-- start --

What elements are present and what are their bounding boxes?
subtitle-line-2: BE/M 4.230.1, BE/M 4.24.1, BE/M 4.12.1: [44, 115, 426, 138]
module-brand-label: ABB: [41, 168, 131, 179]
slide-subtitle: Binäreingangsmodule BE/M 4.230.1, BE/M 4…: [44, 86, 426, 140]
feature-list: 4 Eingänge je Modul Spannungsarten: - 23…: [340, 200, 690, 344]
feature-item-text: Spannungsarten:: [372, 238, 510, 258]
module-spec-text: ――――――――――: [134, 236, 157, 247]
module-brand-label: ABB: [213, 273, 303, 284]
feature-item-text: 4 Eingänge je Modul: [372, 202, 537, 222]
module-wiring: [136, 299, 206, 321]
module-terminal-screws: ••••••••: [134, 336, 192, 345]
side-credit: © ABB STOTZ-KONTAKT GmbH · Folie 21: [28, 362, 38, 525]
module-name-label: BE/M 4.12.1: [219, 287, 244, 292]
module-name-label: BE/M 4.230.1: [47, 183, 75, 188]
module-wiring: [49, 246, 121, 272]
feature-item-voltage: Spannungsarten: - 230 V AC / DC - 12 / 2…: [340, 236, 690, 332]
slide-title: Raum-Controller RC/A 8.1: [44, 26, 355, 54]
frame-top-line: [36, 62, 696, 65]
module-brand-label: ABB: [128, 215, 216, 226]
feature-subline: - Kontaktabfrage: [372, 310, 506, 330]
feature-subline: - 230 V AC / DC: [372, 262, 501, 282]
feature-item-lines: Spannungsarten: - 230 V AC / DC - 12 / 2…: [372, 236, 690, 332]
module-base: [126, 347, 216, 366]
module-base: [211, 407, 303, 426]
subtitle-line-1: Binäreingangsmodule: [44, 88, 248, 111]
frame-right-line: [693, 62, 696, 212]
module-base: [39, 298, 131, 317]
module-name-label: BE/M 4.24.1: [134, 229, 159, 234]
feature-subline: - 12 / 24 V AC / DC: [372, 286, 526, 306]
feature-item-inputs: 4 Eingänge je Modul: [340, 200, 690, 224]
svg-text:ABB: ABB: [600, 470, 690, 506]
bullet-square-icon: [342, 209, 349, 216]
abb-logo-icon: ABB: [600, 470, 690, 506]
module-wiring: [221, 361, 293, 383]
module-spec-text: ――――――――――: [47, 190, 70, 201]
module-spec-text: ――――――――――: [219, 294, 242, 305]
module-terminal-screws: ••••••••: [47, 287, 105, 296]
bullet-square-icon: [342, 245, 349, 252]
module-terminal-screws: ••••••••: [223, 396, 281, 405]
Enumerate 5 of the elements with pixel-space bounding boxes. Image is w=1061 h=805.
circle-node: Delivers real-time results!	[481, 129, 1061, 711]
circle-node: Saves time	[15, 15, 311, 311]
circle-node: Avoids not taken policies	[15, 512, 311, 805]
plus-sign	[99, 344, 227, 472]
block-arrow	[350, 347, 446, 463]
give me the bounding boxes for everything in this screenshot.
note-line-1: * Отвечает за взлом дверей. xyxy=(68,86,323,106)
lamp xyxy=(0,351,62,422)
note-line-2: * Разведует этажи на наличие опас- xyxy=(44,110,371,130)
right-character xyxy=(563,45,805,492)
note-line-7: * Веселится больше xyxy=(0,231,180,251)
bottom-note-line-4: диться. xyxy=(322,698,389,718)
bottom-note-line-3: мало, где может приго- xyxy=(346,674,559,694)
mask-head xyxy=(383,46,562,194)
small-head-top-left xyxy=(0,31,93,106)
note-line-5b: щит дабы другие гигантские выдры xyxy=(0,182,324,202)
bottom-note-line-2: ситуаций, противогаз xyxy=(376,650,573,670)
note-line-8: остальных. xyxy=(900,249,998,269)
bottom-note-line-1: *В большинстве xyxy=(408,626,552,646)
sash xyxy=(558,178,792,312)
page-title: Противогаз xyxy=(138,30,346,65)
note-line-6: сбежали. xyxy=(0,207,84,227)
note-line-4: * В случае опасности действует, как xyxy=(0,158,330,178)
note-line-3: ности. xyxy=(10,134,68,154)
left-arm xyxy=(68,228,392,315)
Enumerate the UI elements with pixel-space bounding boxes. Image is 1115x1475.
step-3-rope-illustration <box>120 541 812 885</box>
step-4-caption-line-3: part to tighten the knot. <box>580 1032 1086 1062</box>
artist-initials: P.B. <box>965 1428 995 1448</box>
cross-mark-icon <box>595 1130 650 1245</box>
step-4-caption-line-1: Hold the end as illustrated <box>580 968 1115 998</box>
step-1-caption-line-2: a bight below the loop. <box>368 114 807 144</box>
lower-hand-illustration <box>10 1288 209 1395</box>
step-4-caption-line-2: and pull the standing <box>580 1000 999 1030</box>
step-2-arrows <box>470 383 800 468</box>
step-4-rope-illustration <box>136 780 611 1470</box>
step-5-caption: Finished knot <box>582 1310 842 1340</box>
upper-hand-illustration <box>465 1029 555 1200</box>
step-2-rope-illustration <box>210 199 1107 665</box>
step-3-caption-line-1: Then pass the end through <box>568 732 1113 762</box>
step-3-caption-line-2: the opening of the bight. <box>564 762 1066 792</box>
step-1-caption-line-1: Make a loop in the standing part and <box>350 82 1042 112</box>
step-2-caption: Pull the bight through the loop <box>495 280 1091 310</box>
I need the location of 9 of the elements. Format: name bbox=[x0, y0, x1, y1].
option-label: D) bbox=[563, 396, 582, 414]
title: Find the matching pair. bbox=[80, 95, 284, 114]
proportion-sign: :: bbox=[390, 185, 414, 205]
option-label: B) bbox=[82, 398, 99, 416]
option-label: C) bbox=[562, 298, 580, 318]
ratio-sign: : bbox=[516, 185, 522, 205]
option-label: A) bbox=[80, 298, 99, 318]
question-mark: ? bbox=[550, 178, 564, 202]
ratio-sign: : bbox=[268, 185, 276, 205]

-- end --

Could you update all the records by changing every "option-label" to "choice-label" and leaving everything else as it is?

What elements are present and what are their bounding boxes?
subtitle-line-2: BE/M 4.230.1, BE/M 4.24.1, BE/M 4.12.1: [44, 115, 426, 138]
module-brand-label: ABB: [41, 168, 131, 179]
slide-subtitle: Binäreingangsmodule BE/M 4.230.1, BE/M 4…: [44, 86, 426, 140]
feature-list: 4 Eingänge je Modul Spannungsarten: - 23…: [340, 200, 690, 344]
feature-item-text: Spannungsarten:: [372, 238, 510, 258]
module-spec-text: ――――――――――: [134, 236, 157, 247]
module-brand-label: ABB: [213, 273, 303, 284]
feature-item-text: 4 Eingänge je Modul: [372, 202, 537, 222]
module-wiring: [136, 299, 206, 321]
module-terminal-screws: ••••••••: [134, 336, 192, 345]
side-credit: © ABB STOTZ-KONTAKT GmbH · Folie 21: [28, 362, 38, 525]
module-name-label: BE/M 4.12.1: [219, 287, 244, 292]
module-name-label: BE/M 4.230.1: [47, 183, 75, 188]
module-wiring: [49, 246, 121, 272]
feature-item-voltage: Spannungsarten: - 230 V AC / DC - 12 / 2…: [340, 236, 690, 332]
slide-title: Raum-Controller RC/A 8.1: [44, 26, 355, 54]
frame-top-line: [36, 62, 696, 65]
module-brand-label: ABB: [128, 215, 216, 226]
feature-subline: - Kontaktabfrage: [372, 310, 506, 330]
feature-subline: - 230 V AC / DC: [372, 262, 501, 282]
feature-item-lines: Spannungsarten: - 230 V AC / DC - 12 / 2…: [372, 236, 690, 332]
module-base: [126, 347, 216, 366]
module-base: [211, 407, 303, 426]
subtitle-line-1: Binäreingangsmodule: [44, 88, 248, 111]
frame-right-line: [693, 62, 696, 212]
module-base: [39, 298, 131, 317]
module-name-label: BE/M 4.24.1: [134, 229, 159, 234]
feature-subline: - 12 / 24 V AC / DC: [372, 286, 526, 306]
feature-item-inputs: 4 Eingänge je Modul: [340, 200, 690, 224]
svg-text:ABB: ABB: [600, 470, 690, 506]
bullet-square-icon: [342, 209, 349, 216]
abb-logo-icon: ABB: [600, 470, 690, 506]
module-wiring: [221, 361, 293, 383]
module-spec-text: ――――――――――: [47, 190, 70, 201]
module-spec-text: ――――――――――: [219, 294, 242, 305]
module-terminal-screws: ••••••••: [47, 287, 105, 296]
bullet-square-icon: [342, 245, 349, 252]
module-terminal-screws: ••••••••: [223, 396, 281, 405]
Enumerate 5 of the elements with pixel-space bounding boxes. Image is w=1061 h=805.
circle-node: Delivers real-time results!	[481, 129, 1061, 711]
circle-node: Saves time	[15, 15, 311, 311]
circle-node: Avoids not taken policies	[15, 512, 311, 805]
plus-sign	[99, 344, 227, 472]
block-arrow	[350, 347, 446, 463]
give me the bounding boxes for everything in this screenshot.
note-line-1: * Отвечает за взлом дверей. xyxy=(68,86,323,106)
lamp xyxy=(0,351,62,422)
note-line-2: * Разведует этажи на наличие опас- xyxy=(44,110,371,130)
right-character xyxy=(563,45,805,492)
note-line-7: * Веселится больше xyxy=(0,231,180,251)
bottom-note-line-4: диться. xyxy=(322,698,389,718)
bottom-note-line-3: мало, где может приго- xyxy=(346,674,559,694)
mask-head xyxy=(383,46,562,194)
small-head-top-left xyxy=(0,31,93,106)
note-line-5b: щит дабы другие гигантские выдры xyxy=(0,182,324,202)
bottom-note-line-2: ситуаций, противогаз xyxy=(376,650,573,670)
note-line-8: остальных. xyxy=(900,249,998,269)
bottom-note-line-1: *В большинстве xyxy=(408,626,552,646)
sash xyxy=(558,178,792,312)
page-title: Противогаз xyxy=(138,30,346,65)
note-line-6: сбежали. xyxy=(0,207,84,227)
note-line-4: * В случае опасности действует, как xyxy=(0,158,330,178)
note-line-3: ности. xyxy=(10,134,68,154)
left-arm xyxy=(68,228,392,315)
Enumerate the UI elements with pixel-space bounding boxes. Image is 1115x1475.
step-3-rope-illustration <box>120 541 812 885</box>
step-4-caption-line-3: part to tighten the knot. <box>580 1032 1086 1062</box>
artist-initials: P.B. <box>965 1428 995 1448</box>
cross-mark-icon <box>595 1130 650 1245</box>
step-4-caption-line-1: Hold the end as illustrated <box>580 968 1115 998</box>
step-1-caption-line-2: a bight below the loop. <box>368 114 807 144</box>
lower-hand-illustration <box>10 1288 209 1395</box>
step-4-caption-line-2: and pull the standing <box>580 1000 999 1030</box>
step-2-arrows <box>470 383 800 468</box>
step-4-rope-illustration <box>136 780 611 1470</box>
step-5-caption: Finished knot <box>582 1310 842 1340</box>
upper-hand-illustration <box>465 1029 555 1200</box>
step-2-rope-illustration <box>210 199 1107 665</box>
step-3-caption-line-1: Then pass the end through <box>568 732 1113 762</box>
step-3-caption-line-2: the opening of the bight. <box>564 762 1066 792</box>
step-1-caption-line-1: Make a loop in the standing part and <box>350 82 1042 112</box>
step-2-caption: Pull the bight through the loop <box>495 280 1091 310</box>
I need the location of 9 of the elements. Format: name bbox=[x0, y0, x1, y1].
choice-label: D) bbox=[563, 396, 582, 414]
title: Find the matching pair. bbox=[80, 95, 284, 114]
proportion-sign: :: bbox=[390, 185, 414, 205]
choice-label: B) bbox=[82, 398, 99, 416]
choice-label: C) bbox=[562, 298, 580, 318]
ratio-sign: : bbox=[516, 185, 522, 205]
choice-label: A) bbox=[80, 298, 99, 318]
question-mark: ? bbox=[550, 178, 564, 202]
ratio-sign: : bbox=[268, 185, 276, 205]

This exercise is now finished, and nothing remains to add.